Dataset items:
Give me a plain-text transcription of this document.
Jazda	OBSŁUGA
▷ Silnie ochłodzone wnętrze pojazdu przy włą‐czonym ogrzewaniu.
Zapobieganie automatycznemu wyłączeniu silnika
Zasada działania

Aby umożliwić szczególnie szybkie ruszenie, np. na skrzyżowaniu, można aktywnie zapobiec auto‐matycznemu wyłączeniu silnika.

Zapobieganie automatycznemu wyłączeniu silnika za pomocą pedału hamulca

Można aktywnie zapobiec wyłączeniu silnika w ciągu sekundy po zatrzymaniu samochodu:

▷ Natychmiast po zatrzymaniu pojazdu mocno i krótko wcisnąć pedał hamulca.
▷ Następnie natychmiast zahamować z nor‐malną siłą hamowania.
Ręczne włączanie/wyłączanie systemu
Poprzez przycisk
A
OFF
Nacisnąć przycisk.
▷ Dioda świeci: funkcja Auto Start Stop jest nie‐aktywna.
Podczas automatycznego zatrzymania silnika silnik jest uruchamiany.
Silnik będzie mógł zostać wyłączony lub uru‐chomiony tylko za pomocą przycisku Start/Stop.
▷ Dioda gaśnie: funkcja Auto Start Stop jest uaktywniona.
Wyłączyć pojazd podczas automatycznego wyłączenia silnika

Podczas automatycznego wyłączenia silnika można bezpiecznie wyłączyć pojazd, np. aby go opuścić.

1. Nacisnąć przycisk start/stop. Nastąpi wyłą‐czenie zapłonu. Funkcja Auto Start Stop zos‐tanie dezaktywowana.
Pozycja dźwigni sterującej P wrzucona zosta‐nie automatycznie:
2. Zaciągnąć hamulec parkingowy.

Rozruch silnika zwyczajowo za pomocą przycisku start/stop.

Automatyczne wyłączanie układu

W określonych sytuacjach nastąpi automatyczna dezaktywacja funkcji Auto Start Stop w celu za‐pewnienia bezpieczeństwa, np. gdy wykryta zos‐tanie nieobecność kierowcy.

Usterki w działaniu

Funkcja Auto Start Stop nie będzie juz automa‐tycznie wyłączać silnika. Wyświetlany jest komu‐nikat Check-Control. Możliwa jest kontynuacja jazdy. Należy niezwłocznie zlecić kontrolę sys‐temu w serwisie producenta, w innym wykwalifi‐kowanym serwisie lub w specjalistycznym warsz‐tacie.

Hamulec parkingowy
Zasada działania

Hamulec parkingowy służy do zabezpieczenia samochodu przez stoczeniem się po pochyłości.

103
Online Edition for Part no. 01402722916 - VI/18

• [EXERCISE INSTRUCTIONS]:
Each line with the string "przycisku" in it needs to be found and copied.

• [CORRECT RESPONSE]:
Silnik będzie mógł zostać wyłączony lub uru‐chomiony tylko za pomocą przycisku Start/Stop.
Rozruch silnika zwyczajowo za pomocą przycisku start/stop.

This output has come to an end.